"""
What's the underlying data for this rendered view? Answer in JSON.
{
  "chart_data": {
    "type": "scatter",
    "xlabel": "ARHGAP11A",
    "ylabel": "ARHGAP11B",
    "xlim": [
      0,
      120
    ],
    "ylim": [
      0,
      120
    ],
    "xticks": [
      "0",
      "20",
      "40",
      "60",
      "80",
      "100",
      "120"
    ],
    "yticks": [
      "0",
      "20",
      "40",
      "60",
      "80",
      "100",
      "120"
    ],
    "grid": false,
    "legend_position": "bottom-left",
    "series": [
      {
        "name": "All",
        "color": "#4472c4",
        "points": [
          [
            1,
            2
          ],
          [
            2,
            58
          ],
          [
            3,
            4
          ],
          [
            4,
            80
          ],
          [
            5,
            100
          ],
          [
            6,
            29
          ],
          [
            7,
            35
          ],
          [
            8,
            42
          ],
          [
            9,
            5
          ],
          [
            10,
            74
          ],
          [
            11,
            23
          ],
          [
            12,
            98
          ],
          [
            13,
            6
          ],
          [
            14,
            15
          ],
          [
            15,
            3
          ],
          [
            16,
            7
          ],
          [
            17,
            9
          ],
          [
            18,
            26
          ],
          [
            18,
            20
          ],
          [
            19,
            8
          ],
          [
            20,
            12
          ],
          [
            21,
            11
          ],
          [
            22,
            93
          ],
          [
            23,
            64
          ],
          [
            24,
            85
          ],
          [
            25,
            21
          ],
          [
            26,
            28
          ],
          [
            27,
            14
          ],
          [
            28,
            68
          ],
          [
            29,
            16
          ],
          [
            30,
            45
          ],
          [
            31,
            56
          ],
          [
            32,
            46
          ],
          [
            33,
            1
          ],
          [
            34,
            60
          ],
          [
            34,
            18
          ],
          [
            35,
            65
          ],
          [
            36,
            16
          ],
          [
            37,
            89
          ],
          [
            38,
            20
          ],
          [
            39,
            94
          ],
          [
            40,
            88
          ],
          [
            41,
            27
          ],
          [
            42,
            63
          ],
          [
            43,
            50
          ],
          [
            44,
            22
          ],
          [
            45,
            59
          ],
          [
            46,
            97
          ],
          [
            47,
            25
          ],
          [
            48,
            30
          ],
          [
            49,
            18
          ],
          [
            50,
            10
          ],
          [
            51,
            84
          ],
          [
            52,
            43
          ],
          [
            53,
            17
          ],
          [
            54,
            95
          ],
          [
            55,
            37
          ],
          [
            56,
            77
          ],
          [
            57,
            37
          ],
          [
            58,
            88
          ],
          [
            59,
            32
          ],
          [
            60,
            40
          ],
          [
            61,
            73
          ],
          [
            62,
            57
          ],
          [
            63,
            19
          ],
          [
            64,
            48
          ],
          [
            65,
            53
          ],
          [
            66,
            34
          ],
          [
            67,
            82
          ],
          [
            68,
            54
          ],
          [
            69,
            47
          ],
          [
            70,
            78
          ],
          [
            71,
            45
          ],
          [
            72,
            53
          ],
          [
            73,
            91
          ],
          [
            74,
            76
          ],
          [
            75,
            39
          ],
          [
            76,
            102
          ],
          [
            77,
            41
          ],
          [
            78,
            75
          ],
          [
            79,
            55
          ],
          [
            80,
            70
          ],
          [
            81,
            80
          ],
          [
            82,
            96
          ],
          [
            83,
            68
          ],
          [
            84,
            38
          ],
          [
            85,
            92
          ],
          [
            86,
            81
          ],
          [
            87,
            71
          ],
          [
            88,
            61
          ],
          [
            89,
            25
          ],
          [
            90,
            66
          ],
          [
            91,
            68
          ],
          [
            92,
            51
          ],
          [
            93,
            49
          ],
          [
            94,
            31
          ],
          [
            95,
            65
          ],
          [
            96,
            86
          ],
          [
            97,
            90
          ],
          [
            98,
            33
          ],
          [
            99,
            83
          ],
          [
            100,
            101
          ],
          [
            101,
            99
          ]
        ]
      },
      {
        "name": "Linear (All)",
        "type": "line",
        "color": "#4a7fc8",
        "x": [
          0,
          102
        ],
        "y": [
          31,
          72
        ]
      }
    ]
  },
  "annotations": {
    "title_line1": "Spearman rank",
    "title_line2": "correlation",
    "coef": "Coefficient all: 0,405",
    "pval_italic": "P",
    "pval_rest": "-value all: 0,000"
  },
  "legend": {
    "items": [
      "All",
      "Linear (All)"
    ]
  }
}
"""
▸ THE PROBLEM
Output the records verbatim, from the first line to the last.

▸ RESULT OF THE TASK
What's the underlying data for this rendered view? Answer in JSON.
{
  "chart_data": {
    "type": "scatter",
    "xlabel": "ARHGAP11A",
    "ylabel": "ARHGAP11B",
    "xlim": [
      0,
      120
    ],
    "ylim": [
      0,
      120
    ],
    "xticks": [
      "0",
      "20",
      "40",
      "60",
      "80",
      "100",
      "120"
    ],
    "yticks": [
      "0",
      "20",
      "40",
      "60",
      "80",
      "100",
      "120"
    ],
    "grid": false,
    "legend_position": "bottom-left",
    "series": [
      {
        "name": "All",
        "color": "#4472c4",
        "points": [
          [
            1,
            2
          ],
          [
            2,
            58
          ],
          [
            3,
            4
          ],
          [
            4,
            80
          ],
          [
            5,
            100
          ],
          [
            6,
            29
          ],
          [
            7,
            35
          ],
          [
            8,
            42
          ],
          [
            9,
            5
          ],
          [
            10,
            74
          ],
          [
            11,
            23
          ],
          [
            12,
            98
          ],
          [
            13,
            6
          ],
          [
            14,
            15
          ],
          [
            15,
            3
          ],
          [
            16,
            7
          ],
          [
            17,
            9
          ],
          [
            18,
            26
          ],
          [
            18,
            20
          ],
          [
            19,
            8
          ],
          [
            20,
            12
          ],
          [
            21,
            11
          ],
          [
            22,
            93
          ],
          [
            23,
            64
          ],
          [
            24,
            85
          ],
          [
            25,
            21
          ],
          [
            26,
            28
          ],
          [
            27,
            14
          ],
          [
            28,
            68
          ],
          [
            29,
            16
          ],
          [
            30,
            45
          ],
          [
            31,
            56
          ],
          [
            32,
            46
          ],
          [
            33,
            1
          ],
          [
            34,
            60
          ],
          [
            34,
            18
          ],
          [
            35,
            65
          ],
          [
            36,
            16
          ],
          [
            37,
            89
          ],
          [
            38,
            20
          ],
          [
            39,
            94
          ],
          [
            40,
            88
          ],
          [
            41,
            27
          ],
          [
            42,
            63
          ],
          [
            43,
            50
          ],
          [
            44,
            22
          ],
          [
            45,
            59
          ],
          [
            46,
            97
          ],
          [
            47,
            25
          ],
          [
            48,
            30
          ],
          [
            49,
            18
          ],
          [
            50,
            10
          ],
          [
            51,
            84
          ],
          [
            52,
            43
          ],
          [
            53,
            17
          ],
          [
            54,
            95
          ],
          [
            55,
            37
          ],
          [
            56,
            77
          ],
          [
            57,
            37
          ],
          [
            58,
            88
          ],
          [
            59,
            32
          ],
          [
            60,
            40
          ],
          [
            61,
            73
          ],
          [
            62,
            57
          ],
          [
            63,
            19
          ],
          [
            64,
            48
          ],
          [
            65,
            53
          ],
          [
            66,
            34
          ],
          [
            67,
            82
          ],
          [
            68,
            54
          ],
          [
            69,
            47
          ],
          [
            70,
            78
          ],
          [
            71,
            45
          ],
          [
            72,
            53
          ],
          [
            73,
            91
          ],
          [
            74,
            76
          ],
          [
            75,
            39
          ],
          [
            76,
            102
          ],
          [
            77,
            41
          ],
          [
            78,
            75
          ],
          [
            79,
            55
          ],
          [
            80,
            70
          ],
          [
            81,
            80
          ],
          [
            82,
            96
          ],
          [
            83,
            68
          ],
          [
            84,
            38
          ],
          [
            85,
            92
          ],
          [
            86,
            81
          ],
          [
            87,
            71
          ],
          [
            88,
            61
          ],
          [
            89,
            25
          ],
          [
            90,
            66
          ],
          [
            91,
            68
          ],
          [
            92,
            51
          ],
          [
            93,
            49
          ],
          [
            94,
            31
          ],
          [
            95,
            65
          ],
          [
            96,
            86
          ],
          [
            97,
            90
          ],
          [
            98,
            33
          ],
          [
            99,
            83
          ],
          [
            100,
            101
          ],
          [
            101,
            99
          ]
        ]
      },
      {
        "name": "Linear (All)",
        "type": "line",
        "color": "#4a7fc8",
        "x": [
          0,
          102
        ],
        "y": [
          31,
          72
        ]
      }
    ]
  },
  "annotations": {
    "title_line1": "Spearman rank",
    "title_line2": "correlation",
    "coef": "Coefficient all: 0,405",
    "pval_italic": "P",
    "pval_rest": "-value all: 0,000"
  },
  "legend": {
    "items": [
      "All",
      "Linear (All)"
    ]
  }
}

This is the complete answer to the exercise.